Report only the number of lines in this material that include "Relative".
• • •
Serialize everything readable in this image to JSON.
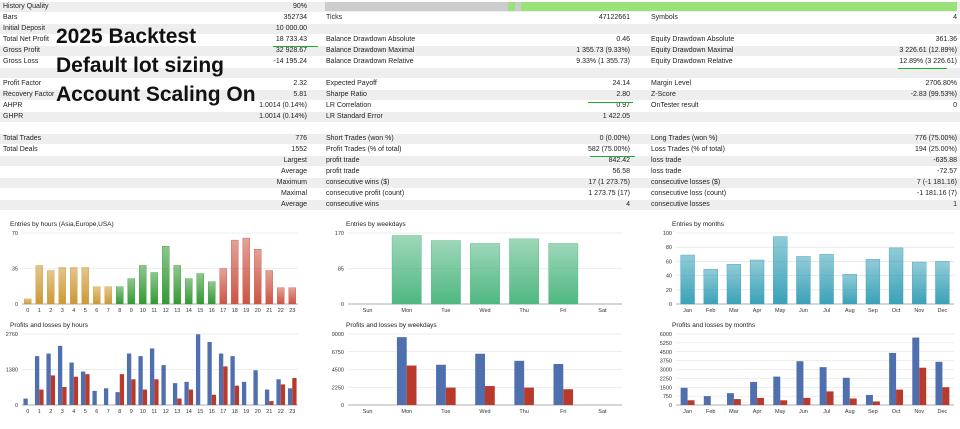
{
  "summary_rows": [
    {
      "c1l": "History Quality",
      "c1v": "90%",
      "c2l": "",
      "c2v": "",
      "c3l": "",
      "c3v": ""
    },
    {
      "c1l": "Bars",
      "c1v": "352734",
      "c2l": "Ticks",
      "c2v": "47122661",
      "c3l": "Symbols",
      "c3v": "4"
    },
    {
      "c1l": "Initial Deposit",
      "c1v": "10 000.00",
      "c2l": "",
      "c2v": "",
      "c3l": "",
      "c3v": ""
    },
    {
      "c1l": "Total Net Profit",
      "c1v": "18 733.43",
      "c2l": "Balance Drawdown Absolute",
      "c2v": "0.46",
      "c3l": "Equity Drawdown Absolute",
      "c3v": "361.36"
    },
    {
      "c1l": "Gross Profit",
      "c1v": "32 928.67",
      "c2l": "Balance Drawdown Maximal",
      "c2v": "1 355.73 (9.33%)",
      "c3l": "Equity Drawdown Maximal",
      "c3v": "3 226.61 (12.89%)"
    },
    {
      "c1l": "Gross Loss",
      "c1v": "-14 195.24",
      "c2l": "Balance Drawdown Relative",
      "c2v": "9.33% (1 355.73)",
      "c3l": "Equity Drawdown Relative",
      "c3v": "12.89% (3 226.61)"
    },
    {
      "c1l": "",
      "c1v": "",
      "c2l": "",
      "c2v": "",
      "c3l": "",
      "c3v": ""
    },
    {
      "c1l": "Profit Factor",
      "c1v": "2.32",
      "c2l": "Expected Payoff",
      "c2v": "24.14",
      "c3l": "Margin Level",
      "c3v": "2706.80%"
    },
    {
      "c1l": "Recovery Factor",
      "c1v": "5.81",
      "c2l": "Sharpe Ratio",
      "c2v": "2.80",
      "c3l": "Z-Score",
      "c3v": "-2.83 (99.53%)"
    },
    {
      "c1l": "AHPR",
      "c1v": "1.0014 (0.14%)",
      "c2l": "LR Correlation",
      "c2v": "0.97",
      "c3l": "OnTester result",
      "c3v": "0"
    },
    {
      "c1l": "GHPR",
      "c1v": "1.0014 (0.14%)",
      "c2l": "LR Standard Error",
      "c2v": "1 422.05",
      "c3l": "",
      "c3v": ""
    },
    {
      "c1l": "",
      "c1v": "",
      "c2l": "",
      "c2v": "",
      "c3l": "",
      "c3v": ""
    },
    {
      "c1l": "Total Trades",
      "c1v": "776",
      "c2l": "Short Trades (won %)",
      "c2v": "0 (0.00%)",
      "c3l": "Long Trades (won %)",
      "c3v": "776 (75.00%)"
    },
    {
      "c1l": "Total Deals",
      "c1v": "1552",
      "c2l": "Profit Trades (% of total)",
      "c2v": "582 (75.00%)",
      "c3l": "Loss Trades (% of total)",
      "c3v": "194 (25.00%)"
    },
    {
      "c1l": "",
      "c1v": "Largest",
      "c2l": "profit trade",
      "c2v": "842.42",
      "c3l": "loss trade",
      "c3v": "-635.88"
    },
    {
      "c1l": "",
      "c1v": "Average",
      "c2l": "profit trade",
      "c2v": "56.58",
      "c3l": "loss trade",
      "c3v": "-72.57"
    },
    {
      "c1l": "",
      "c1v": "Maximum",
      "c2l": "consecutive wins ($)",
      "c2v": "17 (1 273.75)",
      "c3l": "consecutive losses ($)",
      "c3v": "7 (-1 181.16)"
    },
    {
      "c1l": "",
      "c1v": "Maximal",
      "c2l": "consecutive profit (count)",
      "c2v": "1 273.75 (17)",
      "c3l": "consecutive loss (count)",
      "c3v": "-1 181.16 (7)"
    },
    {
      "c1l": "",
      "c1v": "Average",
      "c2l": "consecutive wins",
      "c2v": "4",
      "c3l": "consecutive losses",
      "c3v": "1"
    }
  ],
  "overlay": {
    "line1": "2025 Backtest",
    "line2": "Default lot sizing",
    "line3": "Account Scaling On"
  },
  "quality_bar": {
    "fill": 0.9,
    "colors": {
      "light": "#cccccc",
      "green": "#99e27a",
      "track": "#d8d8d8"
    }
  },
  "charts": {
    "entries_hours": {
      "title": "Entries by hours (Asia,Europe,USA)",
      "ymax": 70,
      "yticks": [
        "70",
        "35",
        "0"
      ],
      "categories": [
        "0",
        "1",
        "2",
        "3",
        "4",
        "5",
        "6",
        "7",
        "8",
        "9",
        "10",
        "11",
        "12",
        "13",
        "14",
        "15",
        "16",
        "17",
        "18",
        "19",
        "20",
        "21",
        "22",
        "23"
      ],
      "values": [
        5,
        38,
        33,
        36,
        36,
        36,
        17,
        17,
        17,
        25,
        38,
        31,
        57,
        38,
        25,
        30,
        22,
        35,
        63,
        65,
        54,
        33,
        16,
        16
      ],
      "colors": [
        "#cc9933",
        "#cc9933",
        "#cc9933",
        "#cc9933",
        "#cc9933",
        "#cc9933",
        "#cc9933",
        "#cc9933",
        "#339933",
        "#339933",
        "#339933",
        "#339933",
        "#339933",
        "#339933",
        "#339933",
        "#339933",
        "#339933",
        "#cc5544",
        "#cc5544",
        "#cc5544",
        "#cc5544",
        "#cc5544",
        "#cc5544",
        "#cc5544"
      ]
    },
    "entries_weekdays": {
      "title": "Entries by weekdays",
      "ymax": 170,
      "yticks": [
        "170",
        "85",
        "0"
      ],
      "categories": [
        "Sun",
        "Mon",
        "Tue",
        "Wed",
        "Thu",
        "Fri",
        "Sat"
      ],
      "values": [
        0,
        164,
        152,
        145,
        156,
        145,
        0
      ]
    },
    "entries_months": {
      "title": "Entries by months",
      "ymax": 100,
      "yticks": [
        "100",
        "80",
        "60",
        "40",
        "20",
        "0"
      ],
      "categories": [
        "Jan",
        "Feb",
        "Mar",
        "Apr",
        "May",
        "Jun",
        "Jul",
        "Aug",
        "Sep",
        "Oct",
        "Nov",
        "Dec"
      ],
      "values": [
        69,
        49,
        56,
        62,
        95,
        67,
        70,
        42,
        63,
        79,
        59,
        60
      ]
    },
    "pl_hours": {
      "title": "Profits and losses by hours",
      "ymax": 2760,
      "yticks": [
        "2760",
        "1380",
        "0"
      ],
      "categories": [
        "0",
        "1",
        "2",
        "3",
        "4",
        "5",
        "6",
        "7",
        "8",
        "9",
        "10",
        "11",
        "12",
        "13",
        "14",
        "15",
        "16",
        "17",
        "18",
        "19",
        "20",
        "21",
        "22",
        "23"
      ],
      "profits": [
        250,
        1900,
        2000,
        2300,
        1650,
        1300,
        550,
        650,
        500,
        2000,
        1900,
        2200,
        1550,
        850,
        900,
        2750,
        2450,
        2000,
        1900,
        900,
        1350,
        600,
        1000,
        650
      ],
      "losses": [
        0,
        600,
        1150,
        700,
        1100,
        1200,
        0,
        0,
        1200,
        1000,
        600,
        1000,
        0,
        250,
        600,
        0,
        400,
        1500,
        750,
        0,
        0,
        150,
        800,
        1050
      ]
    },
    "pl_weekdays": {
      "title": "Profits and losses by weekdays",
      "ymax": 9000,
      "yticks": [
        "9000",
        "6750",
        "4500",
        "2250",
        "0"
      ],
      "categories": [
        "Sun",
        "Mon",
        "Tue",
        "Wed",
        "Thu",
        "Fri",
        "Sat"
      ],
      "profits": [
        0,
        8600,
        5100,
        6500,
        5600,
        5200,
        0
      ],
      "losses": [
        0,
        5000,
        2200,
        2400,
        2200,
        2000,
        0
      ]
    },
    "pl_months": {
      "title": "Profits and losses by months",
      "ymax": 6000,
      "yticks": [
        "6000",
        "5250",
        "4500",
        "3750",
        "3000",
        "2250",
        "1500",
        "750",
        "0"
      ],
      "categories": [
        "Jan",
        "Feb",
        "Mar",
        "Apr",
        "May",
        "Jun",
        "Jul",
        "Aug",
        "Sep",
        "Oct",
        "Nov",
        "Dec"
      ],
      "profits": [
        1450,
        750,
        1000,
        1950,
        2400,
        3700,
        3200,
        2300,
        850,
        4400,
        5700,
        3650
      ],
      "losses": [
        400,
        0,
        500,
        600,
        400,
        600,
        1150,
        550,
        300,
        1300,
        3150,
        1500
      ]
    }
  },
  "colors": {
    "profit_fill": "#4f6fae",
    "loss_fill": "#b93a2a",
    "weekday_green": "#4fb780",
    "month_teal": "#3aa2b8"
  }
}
• • •
FINAL RESULT -
2